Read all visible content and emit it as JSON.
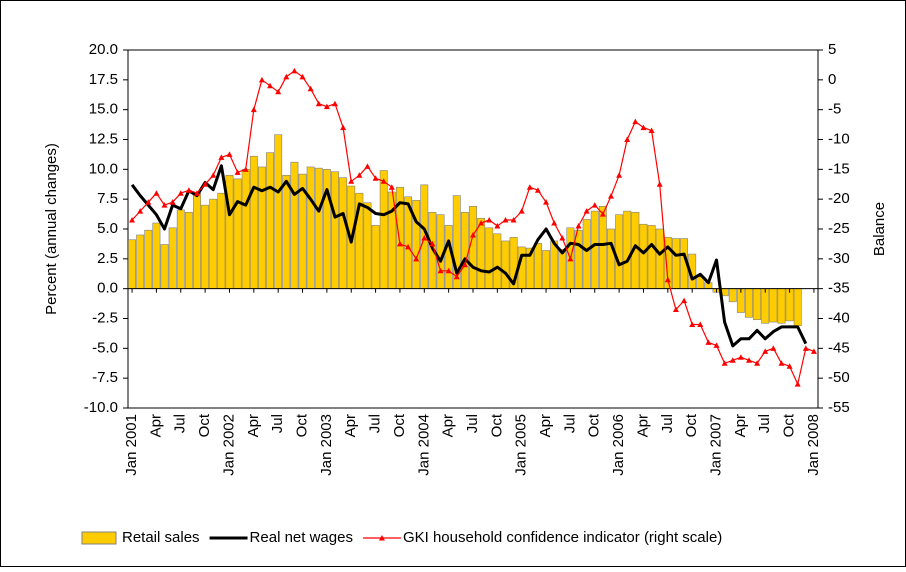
{
  "chart_data": {
    "type": "bar",
    "y_label": "Percent (annual changes)",
    "y2_label": "Balance",
    "categories": [
      "Jan 2001",
      null,
      null,
      "Apr",
      null,
      null,
      "Jul",
      null,
      null,
      "Oct",
      null,
      null,
      "Jan 2002",
      null,
      null,
      "Apr",
      null,
      null,
      "Jul",
      null,
      null,
      "Oct",
      null,
      null,
      "Jan 2003",
      null,
      null,
      "Apr",
      null,
      null,
      "Jul",
      null,
      null,
      "Oct",
      null,
      null,
      "Jan 2004",
      null,
      null,
      "Apr",
      null,
      null,
      "Jul",
      null,
      null,
      "Oct",
      null,
      null,
      "Jan 2005",
      null,
      null,
      "Apr",
      null,
      null,
      "Jul",
      null,
      null,
      "Oct",
      null,
      null,
      "Jan 2006",
      null,
      null,
      "Apr",
      null,
      null,
      "Jul",
      null,
      null,
      "Oct",
      null,
      null,
      "Jan 2007",
      null,
      null,
      "Apr",
      null,
      null,
      "Jul",
      null,
      null,
      "Oct",
      null,
      null,
      "Jan 2008"
    ],
    "series": [
      {
        "name": "Retail sales",
        "type": "bar",
        "color": "#ffcc00",
        "values": [
          4.1,
          4.5,
          4.9,
          5.5,
          3.7,
          5.1,
          6.6,
          6.4,
          8.0,
          7.0,
          7.5,
          8.0,
          9.5,
          9.2,
          10.0,
          11.1,
          10.2,
          11.4,
          12.9,
          9.5,
          10.6,
          9.6,
          10.2,
          10.1,
          10.0,
          9.8,
          9.3,
          8.6,
          8.0,
          7.2,
          5.3,
          9.9,
          8.1,
          8.5,
          7.7,
          7.4,
          8.7,
          6.4,
          6.2,
          5.3,
          7.8,
          6.4,
          6.9,
          5.9,
          5.1,
          4.6,
          4.0,
          4.3,
          3.5,
          3.4,
          3.8,
          3.2,
          4.0,
          3.3,
          5.1,
          4.9,
          5.8,
          6.5,
          6.9,
          5.0,
          6.2,
          6.5,
          6.4,
          5.4,
          5.3,
          5.0,
          4.3,
          4.2,
          4.2,
          2.9,
          1.0,
          0.5,
          -0.3,
          -0.6,
          -1.1,
          -2.0,
          -2.4,
          -2.6,
          -2.9,
          -2.8,
          -2.9,
          -2.7,
          -3.1,
          null,
          null
        ]
      },
      {
        "name": "Real net wages",
        "type": "line",
        "color": "#000000",
        "values": [
          8.7,
          7.8,
          7.0,
          6.2,
          5.0,
          7.0,
          6.7,
          8.2,
          7.8,
          8.9,
          8.3,
          10.3,
          6.2,
          7.3,
          7.0,
          8.5,
          8.2,
          8.5,
          8.1,
          9.0,
          7.9,
          8.4,
          7.5,
          6.5,
          8.3,
          6.0,
          6.3,
          3.9,
          7.1,
          6.8,
          6.3,
          6.2,
          6.5,
          7.2,
          7.1,
          5.6,
          5.0,
          3.4,
          2.3,
          4.0,
          1.3,
          2.5,
          1.8,
          1.5,
          1.4,
          1.8,
          1.3,
          0.4,
          2.8,
          2.8,
          4.1,
          5.0,
          3.8,
          3.0,
          3.8,
          3.7,
          3.2,
          3.7,
          3.7,
          3.8,
          2.0,
          2.3,
          3.6,
          3.0,
          3.7,
          2.9,
          3.5,
          2.8,
          2.9,
          0.8,
          1.2,
          0.5,
          2.4,
          -2.8,
          -4.8,
          -4.2,
          -4.2,
          -3.5,
          -4.2,
          -3.6,
          -3.2,
          -3.2,
          -3.2,
          -4.6,
          null
        ]
      },
      {
        "name": "GKI household confidence indicator (right scale)",
        "type": "line",
        "axis": "y2",
        "marker": "triangle",
        "color": "#ff0000",
        "values": [
          -23.5,
          -22,
          -20.5,
          -19,
          -21,
          -20.5,
          -19,
          -18.5,
          -19,
          -17.5,
          -16,
          -13,
          -12.5,
          -15.5,
          -15,
          -5,
          0,
          -1,
          -2,
          0.5,
          1.5,
          0.5,
          -1.5,
          -4,
          -4.5,
          -4,
          -8,
          -17,
          -16,
          -14.5,
          -16.5,
          -17,
          -18,
          -27.5,
          -28,
          -30,
          -26.5,
          -27.5,
          -32,
          -32,
          -33,
          -31,
          -26,
          -24,
          -23.5,
          -24.5,
          -23.5,
          -23.5,
          -22,
          -18,
          -18.5,
          -20.5,
          -24,
          -26.5,
          -30,
          -24.5,
          -22,
          -21,
          -22.5,
          -19.5,
          -16,
          -10,
          -7,
          -8,
          -8.5,
          -17.5,
          -33.5,
          -38.5,
          -37,
          -41,
          -41,
          -44,
          -44.5,
          -47.5,
          -47,
          -46.5,
          -47,
          -47.5,
          -45.5,
          -45,
          -47.5,
          -48,
          -51,
          -45,
          -45.5
        ]
      }
    ],
    "ylim": [
      -10,
      20
    ],
    "yticks": [
      {
        "value": 20,
        "label": "20.0"
      },
      17.5,
      {
        "value": 15,
        "label": "15.0"
      },
      12.5,
      {
        "value": 10,
        "label": "10.0"
      },
      7.5,
      {
        "value": 5,
        "label": "5.0"
      },
      2.5,
      {
        "value": 0,
        "label": "0.0"
      },
      -2.5,
      {
        "value": -5,
        "label": "-5.0"
      },
      -7.5,
      {
        "value": -10,
        "label": "-10.0"
      }
    ],
    "y2lim": [
      -55,
      5
    ],
    "y2ticks": [
      5,
      0,
      -5,
      -10,
      -15,
      -20,
      -25,
      -30,
      -35,
      -40,
      -45,
      -50,
      -55
    ],
    "legend": "bottom"
  }
}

_Stated goal_
Omit the images and transcribe all of the records above word for word.

_Full answer_
Read all visible content and emit it as JSON.
{
  "chart_data": {
    "type": "bar",
    "y_label": "Percent (annual changes)",
    "y2_label": "Balance",
    "categories": [
      "Jan 2001",
      null,
      null,
      "Apr",
      null,
      null,
      "Jul",
      null,
      null,
      "Oct",
      null,
      null,
      "Jan 2002",
      null,
      null,
      "Apr",
      null,
      null,
      "Jul",
      null,
      null,
      "Oct",
      null,
      null,
      "Jan 2003",
      null,
      null,
      "Apr",
      null,
      null,
      "Jul",
      null,
      null,
      "Oct",
      null,
      null,
      "Jan 2004",
      null,
      null,
      "Apr",
      null,
      null,
      "Jul",
      null,
      null,
      "Oct",
      null,
      null,
      "Jan 2005",
      null,
      null,
      "Apr",
      null,
      null,
      "Jul",
      null,
      null,
      "Oct",
      null,
      null,
      "Jan 2006",
      null,
      null,
      "Apr",
      null,
      null,
      "Jul",
      null,
      null,
      "Oct",
      null,
      null,
      "Jan 2007",
      null,
      null,
      "Apr",
      null,
      null,
      "Jul",
      null,
      null,
      "Oct",
      null,
      null,
      "Jan 2008"
    ],
    "series": [
      {
        "name": "Retail sales",
        "type": "bar",
        "color": "#ffcc00",
        "values": [
          4.1,
          4.5,
          4.9,
          5.5,
          3.7,
          5.1,
          6.6,
          6.4,
          8.0,
          7.0,
          7.5,
          8.0,
          9.5,
          9.2,
          10.0,
          11.1,
          10.2,
          11.4,
          12.9,
          9.5,
          10.6,
          9.6,
          10.2,
          10.1,
          10.0,
          9.8,
          9.3,
          8.6,
          8.0,
          7.2,
          5.3,
          9.9,
          8.1,
          8.5,
          7.7,
          7.4,
          8.7,
          6.4,
          6.2,
          5.3,
          7.8,
          6.4,
          6.9,
          5.9,
          5.1,
          4.6,
          4.0,
          4.3,
          3.5,
          3.4,
          3.8,
          3.2,
          4.0,
          3.3,
          5.1,
          4.9,
          5.8,
          6.5,
          6.9,
          5.0,
          6.2,
          6.5,
          6.4,
          5.4,
          5.3,
          5.0,
          4.3,
          4.2,
          4.2,
          2.9,
          1.0,
          0.5,
          -0.3,
          -0.6,
          -1.1,
          -2.0,
          -2.4,
          -2.6,
          -2.9,
          -2.8,
          -2.9,
          -2.7,
          -3.1,
          null,
          null
        ]
      },
      {
        "name": "Real net wages",
        "type": "line",
        "color": "#000000",
        "values": [
          8.7,
          7.8,
          7.0,
          6.2,
          5.0,
          7.0,
          6.7,
          8.2,
          7.8,
          8.9,
          8.3,
          10.3,
          6.2,
          7.3,
          7.0,
          8.5,
          8.2,
          8.5,
          8.1,
          9.0,
          7.9,
          8.4,
          7.5,
          6.5,
          8.3,
          6.0,
          6.3,
          3.9,
          7.1,
          6.8,
          6.3,
          6.2,
          6.5,
          7.2,
          7.1,
          5.6,
          5.0,
          3.4,
          2.3,
          4.0,
          1.3,
          2.5,
          1.8,
          1.5,
          1.4,
          1.8,
          1.3,
          0.4,
          2.8,
          2.8,
          4.1,
          5.0,
          3.8,
          3.0,
          3.8,
          3.7,
          3.2,
          3.7,
          3.7,
          3.8,
          2.0,
          2.3,
          3.6,
          3.0,
          3.7,
          2.9,
          3.5,
          2.8,
          2.9,
          0.8,
          1.2,
          0.5,
          2.4,
          -2.8,
          -4.8,
          -4.2,
          -4.2,
          -3.5,
          -4.2,
          -3.6,
          -3.2,
          -3.2,
          -3.2,
          -4.6,
          null
        ]
      },
      {
        "name": "GKI household confidence indicator (right scale)",
        "type": "line",
        "axis": "y2",
        "marker": "triangle",
        "color": "#ff0000",
        "values": [
          -23.5,
          -22,
          -20.5,
          -19,
          -21,
          -20.5,
          -19,
          -18.5,
          -19,
          -17.5,
          -16,
          -13,
          -12.5,
          -15.5,
          -15,
          -5,
          0,
          -1,
          -2,
          0.5,
          1.5,
          0.5,
          -1.5,
          -4,
          -4.5,
          -4,
          -8,
          -17,
          -16,
          -14.5,
          -16.5,
          -17,
          -18,
          -27.5,
          -28,
          -30,
          -26.5,
          -27.5,
          -32,
          -32,
          -33,
          -31,
          -26,
          -24,
          -23.5,
          -24.5,
          -23.5,
          -23.5,
          -22,
          -18,
          -18.5,
          -20.5,
          -24,
          -26.5,
          -30,
          -24.5,
          -22,
          -21,
          -22.5,
          -19.5,
          -16,
          -10,
          -7,
          -8,
          -8.5,
          -17.5,
          -33.5,
          -38.5,
          -37,
          -41,
          -41,
          -44,
          -44.5,
          -47.5,
          -47,
          -46.5,
          -47,
          -47.5,
          -45.5,
          -45,
          -47.5,
          -48,
          -51,
          -45,
          -45.5
        ]
      }
    ],
    "ylim": [
      -10,
      20
    ],
    "yticks": [
      {
        "value": 20,
        "label": "20.0"
      },
      17.5,
      {
        "value": 15,
        "label": "15.0"
      },
      12.5,
      {
        "value": 10,
        "label": "10.0"
      },
      7.5,
      {
        "value": 5,
        "label": "5.0"
      },
      2.5,
      {
        "value": 0,
        "label": "0.0"
      },
      -2.5,
      {
        "value": -5,
        "label": "-5.0"
      },
      -7.5,
      {
        "value": -10,
        "label": "-10.0"
      }
    ],
    "y2lim": [
      -55,
      5
    ],
    "y2ticks": [
      5,
      0,
      -5,
      -10,
      -15,
      -20,
      -25,
      -30,
      -35,
      -40,
      -45,
      -50,
      -55
    ],
    "legend": "bottom"
  }
}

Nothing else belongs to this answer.